### [Do this]
Leave out any pictures and transcribe all other data below exactly.

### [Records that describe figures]
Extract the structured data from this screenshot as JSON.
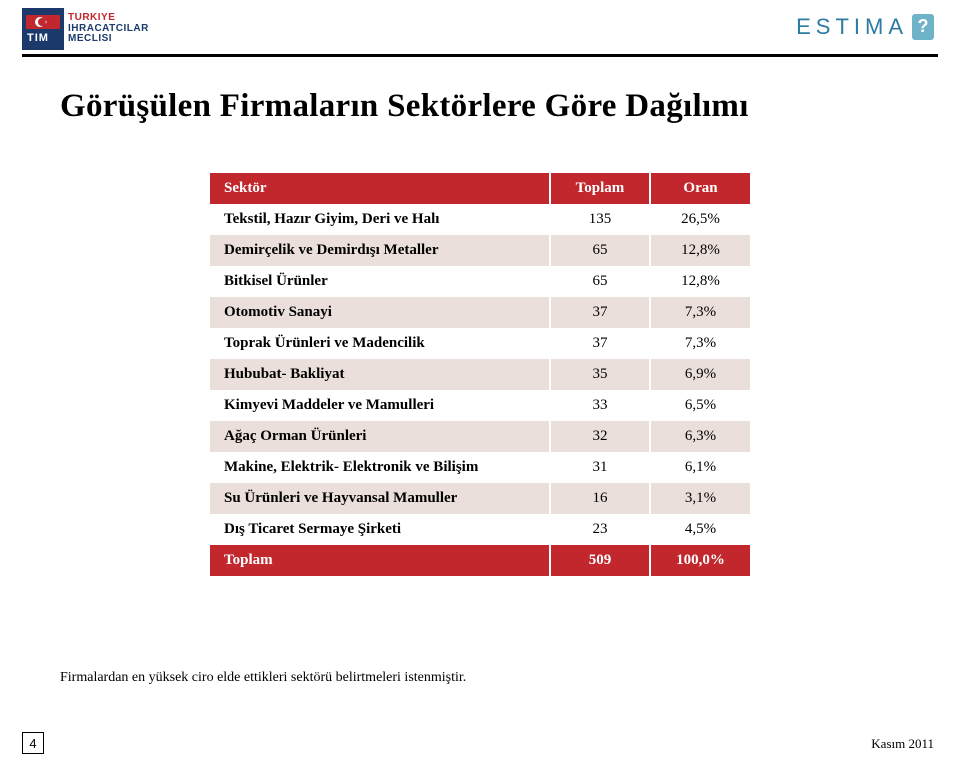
{
  "brand_left": {
    "line1": "TURKIYE",
    "line2": "IHRACATCILAR",
    "line3": "MECLISI"
  },
  "brand_right": "ESTIMA",
  "title": "Görüşülen Firmaların Sektörlere Göre Dağılımı",
  "table": {
    "columns": [
      "Sektör",
      "Toplam",
      "Oran"
    ],
    "rows": [
      [
        "Tekstil, Hazır Giyim, Deri ve Halı",
        "135",
        "26,5%"
      ],
      [
        "Demirçelik ve Demirdışı Metaller",
        "65",
        "12,8%"
      ],
      [
        "Bitkisel Ürünler",
        "65",
        "12,8%"
      ],
      [
        "Otomotiv Sanayi",
        "37",
        "7,3%"
      ],
      [
        "Toprak Ürünleri ve Madencilik",
        "37",
        "7,3%"
      ],
      [
        "Hububat- Bakliyat",
        "35",
        "6,9%"
      ],
      [
        "Kimyevi Maddeler ve Mamulleri",
        "33",
        "6,5%"
      ],
      [
        "Ağaç Orman Ürünleri",
        "32",
        "6,3%"
      ],
      [
        "Makine, Elektrik- Elektronik ve Bilişim",
        "31",
        "6,1%"
      ],
      [
        "Su Ürünleri ve Hayvansal Mamuller",
        "16",
        "3,1%"
      ],
      [
        "Dış Ticaret Sermaye Şirketi",
        "23",
        "4,5%"
      ]
    ],
    "total_row": [
      "Toplam",
      "509",
      "100,0%"
    ],
    "header_bg": "#c1272d",
    "header_fg": "#ffffff",
    "row_alt_bg": "#eadfdb",
    "row_bg": "#ffffff",
    "font_size": 15
  },
  "note": "Firmalardan en yüksek ciro elde ettikleri sektörü belirtmeleri istenmiştir.",
  "page_number": "4",
  "footer_date": "Kasım 2011",
  "colors": {
    "accent_red": "#c1272d",
    "brand_blue": "#1b3a6b",
    "estima_blue": "#2c7ba3",
    "estima_box": "#6fb3c9",
    "rule": "#000000"
  }
}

### [Right answer]
Extract the structured data from this screenshot as JSON.
{
  "brand_left": {
    "line1": "TURKIYE",
    "line2": "IHRACATCILAR",
    "line3": "MECLISI"
  },
  "brand_right": "ESTIMA",
  "title": "Görüşülen Firmaların Sektörlere Göre Dağılımı",
  "table": {
    "columns": [
      "Sektör",
      "Toplam",
      "Oran"
    ],
    "rows": [
      [
        "Tekstil, Hazır Giyim, Deri ve Halı",
        "135",
        "26,5%"
      ],
      [
        "Demirçelik ve Demirdışı Metaller",
        "65",
        "12,8%"
      ],
      [
        "Bitkisel Ürünler",
        "65",
        "12,8%"
      ],
      [
        "Otomotiv Sanayi",
        "37",
        "7,3%"
      ],
      [
        "Toprak Ürünleri ve Madencilik",
        "37",
        "7,3%"
      ],
      [
        "Hububat- Bakliyat",
        "35",
        "6,9%"
      ],
      [
        "Kimyevi Maddeler ve Mamulleri",
        "33",
        "6,5%"
      ],
      [
        "Ağaç Orman Ürünleri",
        "32",
        "6,3%"
      ],
      [
        "Makine, Elektrik- Elektronik ve Bilişim",
        "31",
        "6,1%"
      ],
      [
        "Su Ürünleri ve Hayvansal Mamuller",
        "16",
        "3,1%"
      ],
      [
        "Dış Ticaret Sermaye Şirketi",
        "23",
        "4,5%"
      ]
    ],
    "total_row": [
      "Toplam",
      "509",
      "100,0%"
    ],
    "header_bg": "#c1272d",
    "header_fg": "#ffffff",
    "row_alt_bg": "#eadfdb",
    "row_bg": "#ffffff",
    "font_size": 15
  },
  "note": "Firmalardan en yüksek ciro elde ettikleri sektörü belirtmeleri istenmiştir.",
  "page_number": "4",
  "footer_date": "Kasım 2011",
  "colors": {
    "accent_red": "#c1272d",
    "brand_blue": "#1b3a6b",
    "estima_blue": "#2c7ba3",
    "estima_box": "#6fb3c9",
    "rule": "#000000"
  }
}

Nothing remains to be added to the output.